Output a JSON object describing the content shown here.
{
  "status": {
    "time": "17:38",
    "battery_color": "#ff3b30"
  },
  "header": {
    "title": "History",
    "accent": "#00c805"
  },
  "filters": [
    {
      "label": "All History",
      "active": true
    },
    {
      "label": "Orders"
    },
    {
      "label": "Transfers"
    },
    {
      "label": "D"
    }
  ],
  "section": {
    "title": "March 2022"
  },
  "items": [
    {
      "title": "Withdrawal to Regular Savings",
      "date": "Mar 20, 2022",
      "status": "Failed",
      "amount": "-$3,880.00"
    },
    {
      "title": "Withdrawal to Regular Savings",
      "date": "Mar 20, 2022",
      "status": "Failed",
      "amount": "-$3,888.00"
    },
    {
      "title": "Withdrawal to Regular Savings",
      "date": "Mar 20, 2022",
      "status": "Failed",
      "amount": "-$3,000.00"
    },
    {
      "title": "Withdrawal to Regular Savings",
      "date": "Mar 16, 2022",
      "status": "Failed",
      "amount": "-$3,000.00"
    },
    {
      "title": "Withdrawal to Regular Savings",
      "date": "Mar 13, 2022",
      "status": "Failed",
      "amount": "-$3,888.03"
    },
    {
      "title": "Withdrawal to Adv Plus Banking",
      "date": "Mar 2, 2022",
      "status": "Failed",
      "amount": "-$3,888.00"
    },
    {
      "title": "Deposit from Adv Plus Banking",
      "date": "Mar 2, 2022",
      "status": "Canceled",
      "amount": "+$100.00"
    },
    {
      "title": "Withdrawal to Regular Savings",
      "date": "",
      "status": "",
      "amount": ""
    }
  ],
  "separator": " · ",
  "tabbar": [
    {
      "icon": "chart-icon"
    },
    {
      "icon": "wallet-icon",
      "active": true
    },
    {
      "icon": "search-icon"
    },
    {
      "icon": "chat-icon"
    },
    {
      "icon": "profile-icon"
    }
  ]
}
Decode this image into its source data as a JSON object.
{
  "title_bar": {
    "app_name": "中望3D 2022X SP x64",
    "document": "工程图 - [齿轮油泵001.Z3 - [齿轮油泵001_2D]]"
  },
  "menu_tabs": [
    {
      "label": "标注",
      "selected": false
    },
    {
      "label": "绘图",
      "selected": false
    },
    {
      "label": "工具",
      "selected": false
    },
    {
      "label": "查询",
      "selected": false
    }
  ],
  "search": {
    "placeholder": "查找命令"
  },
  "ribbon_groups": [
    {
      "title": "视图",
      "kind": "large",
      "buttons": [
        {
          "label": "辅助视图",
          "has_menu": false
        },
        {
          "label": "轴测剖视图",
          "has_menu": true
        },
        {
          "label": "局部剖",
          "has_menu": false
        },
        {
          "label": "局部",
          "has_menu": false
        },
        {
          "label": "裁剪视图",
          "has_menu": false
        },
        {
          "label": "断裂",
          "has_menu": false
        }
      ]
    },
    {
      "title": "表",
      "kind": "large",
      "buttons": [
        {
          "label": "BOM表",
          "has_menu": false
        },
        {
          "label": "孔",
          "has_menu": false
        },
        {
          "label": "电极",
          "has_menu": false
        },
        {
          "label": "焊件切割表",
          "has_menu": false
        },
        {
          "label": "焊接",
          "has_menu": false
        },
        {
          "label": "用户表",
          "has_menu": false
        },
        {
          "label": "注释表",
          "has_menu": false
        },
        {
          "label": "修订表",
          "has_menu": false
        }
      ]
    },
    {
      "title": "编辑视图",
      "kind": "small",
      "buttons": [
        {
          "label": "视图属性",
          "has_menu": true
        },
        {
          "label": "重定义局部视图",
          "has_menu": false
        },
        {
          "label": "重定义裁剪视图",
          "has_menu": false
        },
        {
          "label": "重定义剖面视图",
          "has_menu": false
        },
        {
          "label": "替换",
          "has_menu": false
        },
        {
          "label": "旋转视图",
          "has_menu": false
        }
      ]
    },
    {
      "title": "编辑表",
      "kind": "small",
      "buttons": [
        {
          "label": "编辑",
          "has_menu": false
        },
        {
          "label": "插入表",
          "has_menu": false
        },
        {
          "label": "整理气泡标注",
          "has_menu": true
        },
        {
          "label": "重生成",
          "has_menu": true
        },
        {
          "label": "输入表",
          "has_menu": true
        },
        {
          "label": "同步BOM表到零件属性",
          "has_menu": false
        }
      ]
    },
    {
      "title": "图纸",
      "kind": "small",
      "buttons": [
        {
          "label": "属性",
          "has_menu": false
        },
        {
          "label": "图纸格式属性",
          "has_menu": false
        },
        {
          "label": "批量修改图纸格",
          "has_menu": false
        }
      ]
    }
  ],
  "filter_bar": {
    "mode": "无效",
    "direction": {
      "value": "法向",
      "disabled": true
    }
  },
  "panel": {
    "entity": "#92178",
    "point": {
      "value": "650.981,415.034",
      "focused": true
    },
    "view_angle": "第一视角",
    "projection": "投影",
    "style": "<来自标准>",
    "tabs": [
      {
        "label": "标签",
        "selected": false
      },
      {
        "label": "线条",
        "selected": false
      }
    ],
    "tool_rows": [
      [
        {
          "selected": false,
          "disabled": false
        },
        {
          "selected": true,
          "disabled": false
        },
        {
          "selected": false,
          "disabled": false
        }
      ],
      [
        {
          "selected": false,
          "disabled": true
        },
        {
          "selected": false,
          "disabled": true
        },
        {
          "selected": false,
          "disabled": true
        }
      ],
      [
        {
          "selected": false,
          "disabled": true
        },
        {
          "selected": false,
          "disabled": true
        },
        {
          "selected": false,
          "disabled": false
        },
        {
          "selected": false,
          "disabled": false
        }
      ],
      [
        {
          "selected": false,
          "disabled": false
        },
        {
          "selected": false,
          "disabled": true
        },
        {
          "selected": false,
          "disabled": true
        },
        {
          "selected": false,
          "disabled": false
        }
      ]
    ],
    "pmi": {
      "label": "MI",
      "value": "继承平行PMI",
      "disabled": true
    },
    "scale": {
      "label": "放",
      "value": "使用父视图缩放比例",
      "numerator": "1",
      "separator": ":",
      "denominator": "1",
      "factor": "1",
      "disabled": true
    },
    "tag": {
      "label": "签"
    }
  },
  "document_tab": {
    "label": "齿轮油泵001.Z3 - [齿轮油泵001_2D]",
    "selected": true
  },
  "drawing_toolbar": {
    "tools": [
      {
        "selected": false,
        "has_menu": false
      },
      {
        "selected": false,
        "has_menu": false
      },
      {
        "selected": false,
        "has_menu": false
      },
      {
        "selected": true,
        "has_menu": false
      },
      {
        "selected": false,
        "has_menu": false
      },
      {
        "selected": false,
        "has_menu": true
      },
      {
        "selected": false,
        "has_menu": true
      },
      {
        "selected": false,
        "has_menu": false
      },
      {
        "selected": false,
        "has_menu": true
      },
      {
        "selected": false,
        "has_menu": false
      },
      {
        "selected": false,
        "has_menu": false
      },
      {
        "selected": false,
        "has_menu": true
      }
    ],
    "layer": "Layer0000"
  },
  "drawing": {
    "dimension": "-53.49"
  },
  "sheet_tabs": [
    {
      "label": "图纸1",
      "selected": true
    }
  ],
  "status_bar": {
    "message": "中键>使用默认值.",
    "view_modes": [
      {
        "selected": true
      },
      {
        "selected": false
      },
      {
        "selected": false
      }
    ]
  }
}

:::::

Extract every line containing the string "amount" from the data above.

      "amount": "-$3,880.00"
      "amount": "-$3,888.00"
      "amount": "-$3,000.00"
      "amount": "-$3,000.00"
      "amount": "-$3,888.03"
      "amount": "-$3,888.00"
      "amount": "+$100.00"
      "amount": ""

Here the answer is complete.